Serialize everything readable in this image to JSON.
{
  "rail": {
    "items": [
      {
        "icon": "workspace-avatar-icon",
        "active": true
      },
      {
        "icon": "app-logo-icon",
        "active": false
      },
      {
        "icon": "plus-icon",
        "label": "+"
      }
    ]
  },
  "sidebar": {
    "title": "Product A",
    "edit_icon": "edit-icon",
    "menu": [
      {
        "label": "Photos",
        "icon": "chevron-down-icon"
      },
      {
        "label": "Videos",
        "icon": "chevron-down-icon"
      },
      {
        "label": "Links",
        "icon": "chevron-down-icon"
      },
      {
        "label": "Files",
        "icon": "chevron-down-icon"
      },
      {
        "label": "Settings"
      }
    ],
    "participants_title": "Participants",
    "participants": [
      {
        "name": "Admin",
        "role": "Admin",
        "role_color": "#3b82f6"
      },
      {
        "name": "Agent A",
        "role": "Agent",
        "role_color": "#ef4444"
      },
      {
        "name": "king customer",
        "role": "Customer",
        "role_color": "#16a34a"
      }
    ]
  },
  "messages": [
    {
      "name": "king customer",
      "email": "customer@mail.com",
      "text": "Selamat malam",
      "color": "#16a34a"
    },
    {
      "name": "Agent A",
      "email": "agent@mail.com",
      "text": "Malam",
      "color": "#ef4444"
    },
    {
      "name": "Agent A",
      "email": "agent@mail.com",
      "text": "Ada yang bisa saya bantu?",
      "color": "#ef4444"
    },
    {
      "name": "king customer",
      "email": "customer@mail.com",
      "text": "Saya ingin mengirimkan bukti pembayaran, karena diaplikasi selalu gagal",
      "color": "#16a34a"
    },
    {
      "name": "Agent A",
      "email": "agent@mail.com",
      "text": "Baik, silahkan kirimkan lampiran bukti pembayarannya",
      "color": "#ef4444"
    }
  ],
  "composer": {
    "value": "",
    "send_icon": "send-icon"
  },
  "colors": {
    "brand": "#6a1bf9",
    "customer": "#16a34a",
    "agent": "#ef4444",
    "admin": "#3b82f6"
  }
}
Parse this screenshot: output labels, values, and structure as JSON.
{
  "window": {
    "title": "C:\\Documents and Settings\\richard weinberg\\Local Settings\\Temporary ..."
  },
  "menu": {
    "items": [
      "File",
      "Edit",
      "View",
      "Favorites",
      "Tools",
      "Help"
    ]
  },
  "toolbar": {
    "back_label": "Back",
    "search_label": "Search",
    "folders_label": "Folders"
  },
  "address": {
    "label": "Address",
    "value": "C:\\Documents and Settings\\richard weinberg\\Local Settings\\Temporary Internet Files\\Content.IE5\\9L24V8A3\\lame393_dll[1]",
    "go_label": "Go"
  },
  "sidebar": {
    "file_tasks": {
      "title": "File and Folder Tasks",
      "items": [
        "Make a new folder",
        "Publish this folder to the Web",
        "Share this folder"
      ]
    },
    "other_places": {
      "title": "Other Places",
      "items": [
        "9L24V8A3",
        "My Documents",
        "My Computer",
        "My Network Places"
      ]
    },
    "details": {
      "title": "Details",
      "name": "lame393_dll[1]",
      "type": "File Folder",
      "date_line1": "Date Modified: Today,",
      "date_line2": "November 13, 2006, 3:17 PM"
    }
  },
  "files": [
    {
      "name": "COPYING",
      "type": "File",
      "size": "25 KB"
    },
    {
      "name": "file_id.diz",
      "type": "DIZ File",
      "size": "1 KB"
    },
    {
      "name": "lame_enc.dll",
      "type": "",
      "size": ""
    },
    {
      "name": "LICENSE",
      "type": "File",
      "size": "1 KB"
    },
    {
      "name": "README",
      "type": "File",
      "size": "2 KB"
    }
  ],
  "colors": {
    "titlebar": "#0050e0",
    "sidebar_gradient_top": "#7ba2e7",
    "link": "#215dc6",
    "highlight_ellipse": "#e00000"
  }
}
========================================================================
__SHORT TASK__
Set down only these lines, exactly: the line containing "Parse this screenshot: output" and each line after it, through the end of the listing.

__FINISHED EXERCISE__
Parse this screenshot: output labels, values, and structure as JSON.
{
  "window": {
    "title": "C:\\Documents and Settings\\richard weinberg\\Local Settings\\Temporary ..."
  },
  "menu": {
    "items": [
      "File",
      "Edit",
      "View",
      "Favorites",
      "Tools",
      "Help"
    ]
  },
  "toolbar": {
    "back_label": "Back",
    "search_label": "Search",
    "folders_label": "Folders"
  },
  "address": {
    "label": "Address",
    "value": "C:\\Documents and Settings\\richard weinberg\\Local Settings\\Temporary Internet Files\\Content.IE5\\9L24V8A3\\lame393_dll[1]",
    "go_label": "Go"
  },
  "sidebar": {
    "file_tasks": {
      "title": "File and Folder Tasks",
      "items": [
        "Make a new folder",
        "Publish this folder to the Web",
        "Share this folder"
      ]
    },
    "other_places": {
      "title": "Other Places",
      "items": [
        "9L24V8A3",
        "My Documents",
        "My Computer",
        "My Network Places"
      ]
    },
    "details": {
      "title": "Details",
      "name": "lame393_dll[1]",
      "type": "File Folder",
      "date_line1": "Date Modified: Today,",
      "date_line2": "November 13, 2006, 3:17 PM"
    }
  },
  "files": [
    {
      "name": "COPYING",
      "type": "File",
      "size": "25 KB"
    },
    {
      "name": "file_id.diz",
      "type": "DIZ File",
      "size": "1 KB"
    },
    {
      "name": "lame_enc.dll",
      "type": "",
      "size": ""
    },
    {
      "name": "LICENSE",
      "type": "File",
      "size": "1 KB"
    },
    {
      "name": "README",
      "type": "File",
      "size": "2 KB"
    }
  ],
  "colors": {
    "titlebar": "#0050e0",
    "sidebar_gradient_top": "#7ba2e7",
    "link": "#215dc6",
    "highlight_ellipse": "#e00000"
  }
}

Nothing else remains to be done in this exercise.